Exercise brief: State the number of lines where "shortcut" appears. Add nothing else.

Stored data entries
= = =
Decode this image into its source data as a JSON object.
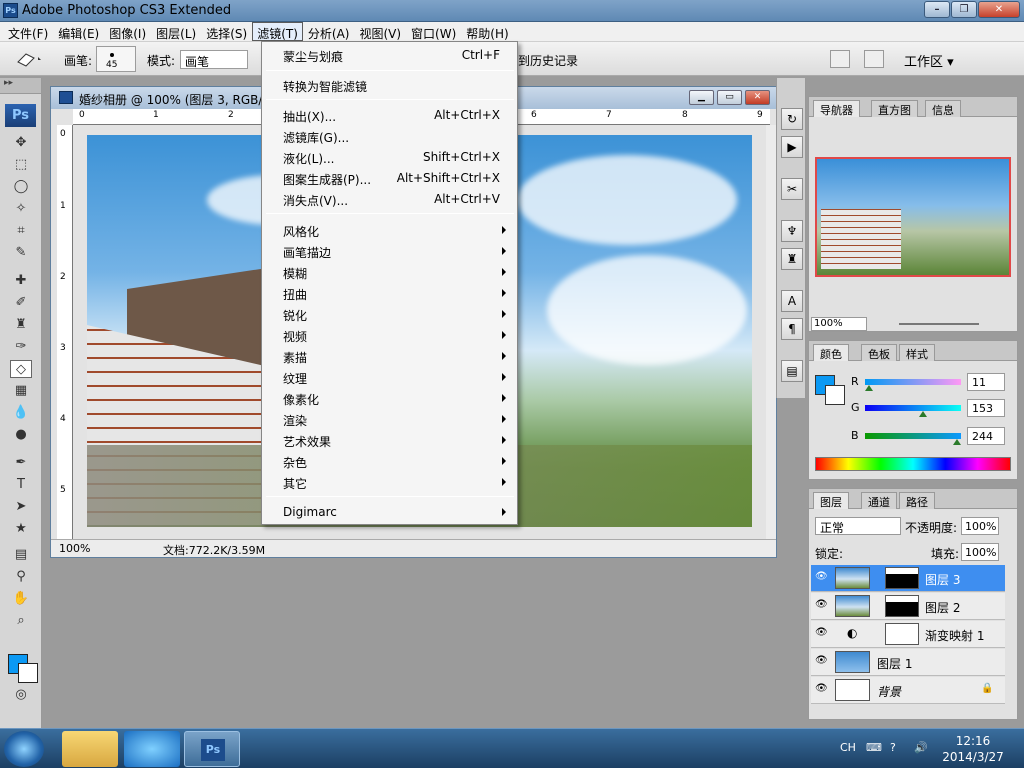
{
  "app": {
    "title": "Adobe Photoshop CS3 Extended",
    "icon": "Ps"
  },
  "menubar": {
    "items": [
      "文件(F)",
      "编辑(E)",
      "图像(I)",
      "图层(L)",
      "选择(S)",
      "滤镜(T)",
      "分析(A)",
      "视图(V)",
      "窗口(W)",
      "帮助(H)"
    ],
    "active": "滤镜(T)"
  },
  "options": {
    "brush_label": "画笔:",
    "brush_size": "45",
    "mode_label": "模式:",
    "mode_value": "画笔",
    "history_text": "到历史记录",
    "workspace": "工作区 ▾"
  },
  "document": {
    "title": "婚纱相册 @ 100% (图层 3, RGB/8",
    "zoom": "100%",
    "doc_info": "文档:772.2K/3.59M",
    "ruler_h": [
      "0",
      "1",
      "2",
      "6",
      "7",
      "8",
      "9"
    ],
    "ruler_v": [
      "0",
      "1",
      "2",
      "3",
      "4",
      "5"
    ]
  },
  "filter_menu": {
    "items": [
      {
        "label": "蒙尘与划痕",
        "shortcut": "Ctrl+F"
      },
      {
        "label": "转换为智能滤镜",
        "shortcut": ""
      },
      {
        "label": "抽出(X)...",
        "shortcut": "Alt+Ctrl+X"
      },
      {
        "label": "滤镜库(G)...",
        "shortcut": ""
      },
      {
        "label": "液化(L)...",
        "shortcut": "Shift+Ctrl+X"
      },
      {
        "label": "图案生成器(P)...",
        "shortcut": "Alt+Shift+Ctrl+X"
      },
      {
        "label": "消失点(V)...",
        "shortcut": "Alt+Ctrl+V"
      },
      {
        "label": "风格化",
        "submenu": true
      },
      {
        "label": "画笔描边",
        "submenu": true
      },
      {
        "label": "模糊",
        "submenu": true
      },
      {
        "label": "扭曲",
        "submenu": true
      },
      {
        "label": "锐化",
        "submenu": true
      },
      {
        "label": "视频",
        "submenu": true
      },
      {
        "label": "素描",
        "submenu": true
      },
      {
        "label": "纹理",
        "submenu": true
      },
      {
        "label": "像素化",
        "submenu": true
      },
      {
        "label": "渲染",
        "submenu": true
      },
      {
        "label": "艺术效果",
        "submenu": true
      },
      {
        "label": "杂色",
        "submenu": true
      },
      {
        "label": "其它",
        "submenu": true
      },
      {
        "label": "Digimarc",
        "submenu": true
      }
    ]
  },
  "navigator": {
    "tabs": [
      "导航器",
      "直方图",
      "信息"
    ],
    "zoom": "100%"
  },
  "color_panel": {
    "tabs": [
      "颜色",
      "色板",
      "样式"
    ],
    "r_label": "R",
    "g_label": "G",
    "b_label": "B",
    "r": "11",
    "g": "153",
    "b": "244",
    "r_fraction": 0.043,
    "g_fraction": 0.6,
    "b_fraction": 0.957,
    "foreground": "#0b99f4"
  },
  "layers_panel": {
    "tabs": [
      "图层",
      "通道",
      "路径"
    ],
    "blend_mode": "正常",
    "opacity_label": "不透明度:",
    "opacity": "100%",
    "lock_label": "锁定:",
    "fill_label": "填充:",
    "fill": "100%",
    "layers": [
      {
        "name": "图层 3",
        "selected": true,
        "mask": true
      },
      {
        "name": "图层 2",
        "selected": false,
        "mask": true
      },
      {
        "name": "渐变映射 1",
        "selected": false,
        "adjust": true
      },
      {
        "name": "图层 1",
        "selected": false
      },
      {
        "name": "背景",
        "selected": false,
        "locked": true
      }
    ]
  },
  "taskbar": {
    "lang": "CH",
    "time": "12:16",
    "date": "2014/3/27",
    "ps_label": "Ps"
  }
}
= = =
The output: 7